▶ Required work
Reproduce every row below word for word, omitting the pictures from your answer.

(Element placement data)
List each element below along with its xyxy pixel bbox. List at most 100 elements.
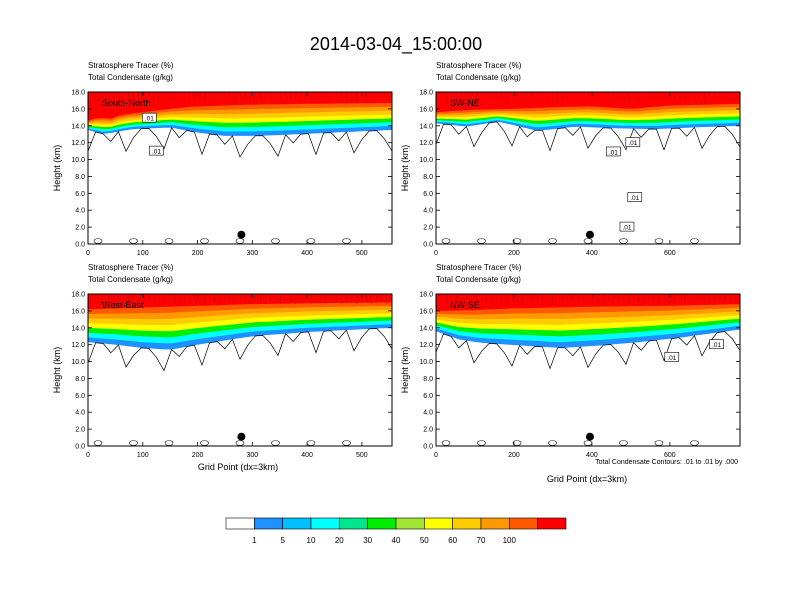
x-tick-label: 200 [508, 250, 520, 257]
contour-label-box [606, 146, 621, 157]
y-tick-label: 18.0 [71, 90, 85, 97]
y-tick-label: 16.0 [71, 308, 85, 315]
contour-label-box [625, 137, 641, 147]
panel-frame [435, 293, 741, 447]
colorbar-label: 10 [307, 536, 316, 545]
panel-west-east: Stratosphere Tracer (%) Total Condensate … [52, 263, 393, 459]
panel-south-north: Stratosphere Tracer (%) Total Condensate … [52, 61, 393, 257]
colorbar-swatch [537, 517, 567, 530]
colorbar-label: 100 [503, 536, 517, 545]
y-tick-label: 16.0 [419, 308, 433, 315]
x-tick-label: 200 [508, 452, 520, 459]
x-tick-label: 100 [137, 452, 149, 459]
contour-label: .01 [622, 225, 631, 232]
figure-title: 2014-03-04_15:00:00 [310, 34, 482, 55]
y-axis-label: Height (km) [400, 347, 410, 394]
y-tick-label: 12.0 [419, 140, 433, 147]
x-tick-label: 100 [137, 250, 149, 257]
y-tick-label: 2.0 [75, 427, 85, 434]
plot-area: West-East [88, 294, 392, 446]
colorbar-swatch [310, 517, 340, 530]
panel-header-line2: Total Condensate (g/kg) [436, 275, 521, 284]
surface-contour [477, 440, 486, 446]
surface-contour [200, 238, 209, 244]
panel-header-line1: Stratosphere Tracer (%) [436, 61, 522, 70]
surface-contour [548, 238, 557, 244]
x-tick-label: 0 [434, 250, 438, 257]
y-tick-label: 14.0 [419, 123, 433, 130]
y-tick-label: 6.0 [423, 191, 433, 198]
panels: Stratosphere Tracer (%) Total Condensate … [52, 61, 741, 459]
y-tick-label: 8.0 [423, 174, 433, 181]
panel-frame [87, 293, 393, 447]
y-tick-label: 12.0 [71, 342, 85, 349]
contour-label: .01 [609, 149, 618, 156]
panel-nw-se: Stratosphere Tracer (%) Total Condensate … [400, 263, 741, 459]
x-tick-label: 0 [86, 250, 90, 257]
panel-frame [87, 91, 393, 245]
plot-area: .01 .01 NW-SE [436, 294, 740, 446]
x-tick-label: 600 [664, 250, 676, 257]
x-tick-label: 400 [301, 250, 313, 257]
y-tick-label: 4.0 [423, 208, 433, 215]
surface-contour [164, 440, 174, 446]
contour-note: Total Condensate Contours: .01 to .01 by… [595, 459, 738, 466]
x-axis-label-left: Grid Point (dx=3km) [198, 462, 278, 472]
colorbar-label: 40 [392, 536, 401, 545]
x-tick-label: 500 [356, 452, 368, 459]
x-tick-label: 400 [586, 250, 598, 257]
y-tick-label: 18.0 [419, 292, 433, 299]
colorbar-swatch [395, 517, 425, 530]
y-tick-label: 14.0 [419, 325, 433, 332]
section-label: South-North [102, 98, 151, 108]
y-tick-label: 16.0 [419, 106, 433, 113]
surface-contour [235, 440, 245, 446]
contour-label-box [627, 192, 643, 202]
y-tick-label: 0.0 [75, 242, 85, 249]
surface-contour [654, 440, 664, 446]
surface-contour [654, 238, 664, 244]
y-tick-label: 2.0 [423, 427, 433, 434]
contour-label: .01 [667, 355, 676, 362]
y-tick-label: 10.0 [71, 157, 85, 164]
location-marker [585, 432, 594, 441]
panel-sw-ne: Stratosphere Tracer (%) Total Condensate … [400, 61, 741, 257]
colorbar: 1 5 10 20 30 40 50 60 70 100 [225, 517, 567, 545]
surface-contour [441, 238, 451, 244]
surface-contour [129, 238, 138, 244]
x-tick-label: 200 [192, 250, 204, 257]
plot-area: .01 .01 South-North [88, 92, 392, 244]
plot-area: .01 .01 .01 .01 SW-NE [436, 92, 740, 244]
condensate-contour [436, 121, 740, 152]
surface-contour [342, 440, 351, 446]
surface-contour [129, 440, 138, 446]
surface-contour [690, 238, 699, 244]
y-tick-label: 6.0 [423, 393, 433, 400]
contour-label-box [709, 339, 724, 349]
y-axis-label: Height (km) [52, 145, 62, 192]
colorbar-swatch [367, 517, 397, 530]
surface-contour [271, 238, 280, 244]
colorbar-label: 70 [477, 536, 486, 545]
surface-contour [200, 440, 209, 446]
x-tick-label: 0 [434, 452, 438, 459]
x-tick-label: 400 [586, 452, 598, 459]
colorbar-swatch [424, 517, 453, 530]
surface-contour [164, 238, 174, 244]
y-tick-label: 2.0 [423, 225, 433, 232]
y-tick-label: 12.0 [71, 140, 85, 147]
surface-contour [619, 238, 628, 244]
y-tick-label: 10.0 [419, 157, 433, 164]
surface-contour [583, 440, 593, 446]
section-label: West-East [102, 300, 144, 310]
colorbar-swatch [452, 517, 482, 530]
x-tick-label: 500 [356, 250, 368, 257]
y-tick-label: 10.0 [71, 359, 85, 366]
x-tick-label: 200 [192, 452, 204, 459]
location-marker [237, 432, 246, 441]
condensate-contour [88, 126, 392, 158]
surface-contour [93, 238, 103, 244]
y-tick-label: 8.0 [423, 376, 433, 383]
y-tick-label: 14.0 [71, 325, 85, 332]
contour-label-box [619, 221, 635, 232]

▶ Full response
List each element below along with its xyxy pixel bbox. List at most 100 elements.
x-tick-label: 200 [508, 250, 520, 257]
contour-label-box [606, 146, 621, 157]
y-tick-label: 18.0 [71, 90, 85, 97]
y-tick-label: 16.0 [71, 308, 85, 315]
contour-label-box [625, 137, 641, 147]
panel-frame [435, 293, 741, 447]
colorbar-label: 10 [307, 536, 316, 545]
panel-west-east: Stratosphere Tracer (%) Total Condensate … [52, 263, 393, 459]
panel-south-north: Stratosphere Tracer (%) Total Condensate … [52, 61, 393, 257]
colorbar-swatch [537, 517, 567, 530]
colorbar-label: 100 [503, 536, 517, 545]
y-tick-label: 16.0 [419, 308, 433, 315]
x-tick-label: 200 [508, 452, 520, 459]
x-tick-label: 100 [137, 452, 149, 459]
contour-label: .01 [622, 225, 631, 232]
figure-title: 2014-03-04_15:00:00 [310, 34, 482, 55]
y-axis-label: Height (km) [400, 347, 410, 394]
y-tick-label: 12.0 [419, 140, 433, 147]
x-tick-label: 100 [137, 250, 149, 257]
y-tick-label: 2.0 [75, 427, 85, 434]
plot-area: West-East [88, 294, 392, 446]
colorbar-swatch [310, 517, 340, 530]
panel-header-line2: Total Condensate (g/kg) [436, 275, 521, 284]
surface-contour [477, 440, 486, 446]
surface-contour [200, 238, 209, 244]
panel-header-line1: Stratosphere Tracer (%) [436, 61, 522, 70]
surface-contour [548, 238, 557, 244]
x-tick-label: 0 [434, 250, 438, 257]
y-tick-label: 14.0 [419, 123, 433, 130]
y-tick-label: 6.0 [423, 191, 433, 198]
panels: Stratosphere Tracer (%) Total Condensate … [52, 61, 741, 459]
y-tick-label: 8.0 [423, 174, 433, 181]
panel-frame [87, 293, 393, 447]
y-tick-label: 12.0 [71, 342, 85, 349]
contour-label: .01 [609, 149, 618, 156]
panel-nw-se: Stratosphere Tracer (%) Total Condensate … [400, 263, 741, 459]
x-tick-label: 0 [86, 250, 90, 257]
panel-frame [87, 91, 393, 245]
plot-area: .01 .01 NW-SE [436, 294, 740, 446]
x-tick-label: 600 [664, 250, 676, 257]
x-tick-label: 400 [301, 250, 313, 257]
y-tick-label: 4.0 [423, 208, 433, 215]
surface-contour [164, 440, 174, 446]
contour-note: Total Condensate Contours: .01 to .01 by… [595, 459, 738, 466]
x-axis-label-left: Grid Point (dx=3km) [198, 462, 278, 472]
colorbar-label: 40 [392, 536, 401, 545]
x-tick-label: 500 [356, 452, 368, 459]
x-tick-label: 400 [586, 250, 598, 257]
y-tick-label: 18.0 [419, 292, 433, 299]
colorbar-swatch [395, 517, 425, 530]
y-tick-label: 14.0 [419, 325, 433, 332]
section-label: South-North [102, 98, 151, 108]
y-tick-label: 16.0 [419, 106, 433, 113]
surface-contour [235, 440, 245, 446]
contour-label-box [627, 192, 643, 202]
y-tick-label: 0.0 [75, 242, 85, 249]
surface-contour [654, 440, 664, 446]
surface-contour [654, 238, 664, 244]
y-tick-label: 2.0 [423, 427, 433, 434]
contour-label: .01 [667, 355, 676, 362]
y-tick-label: 10.0 [71, 157, 85, 164]
location-marker [585, 432, 594, 441]
panel-sw-ne: Stratosphere Tracer (%) Total Condensate … [400, 61, 741, 257]
colorbar: 1 5 10 20 30 40 50 60 70 100 [225, 517, 567, 545]
surface-contour [441, 238, 451, 244]
surface-contour [129, 238, 138, 244]
x-tick-label: 200 [192, 250, 204, 257]
plot-area: .01 .01 South-North [88, 92, 392, 244]
plot-area: .01 .01 .01 .01 SW-NE [436, 92, 740, 244]
condensate-contour [436, 121, 740, 152]
surface-contour [342, 440, 351, 446]
surface-contour [129, 440, 138, 446]
surface-contour [690, 238, 699, 244]
y-tick-label: 6.0 [423, 393, 433, 400]
contour-label-box [709, 339, 724, 349]
y-axis-label: Height (km) [52, 145, 62, 192]
colorbar-swatch [367, 517, 397, 530]
surface-contour [271, 238, 280, 244]
colorbar-label: 70 [477, 536, 486, 545]
surface-contour [200, 440, 209, 446]
x-tick-label: 0 [434, 452, 438, 459]
x-tick-label: 400 [586, 452, 598, 459]
colorbar-swatch [424, 517, 453, 530]
surface-contour [164, 238, 174, 244]
y-tick-label: 2.0 [423, 225, 433, 232]
y-tick-label: 12.0 [71, 140, 85, 147]
surface-contour [619, 238, 628, 244]
y-tick-label: 10.0 [419, 157, 433, 164]
surface-contour [583, 440, 593, 446]
section-label: West-East [102, 300, 144, 310]
colorbar-swatch [452, 517, 482, 530]
x-tick-label: 500 [356, 250, 368, 257]
y-tick-label: 10.0 [71, 359, 85, 366]
x-tick-label: 200 [192, 452, 204, 459]
location-marker [237, 432, 246, 441]
condensate-contour [88, 126, 392, 158]
surface-contour [93, 238, 103, 244]
y-tick-label: 8.0 [423, 376, 433, 383]
y-tick-label: 14.0 [71, 325, 85, 332]
contour-label-box [619, 221, 635, 232]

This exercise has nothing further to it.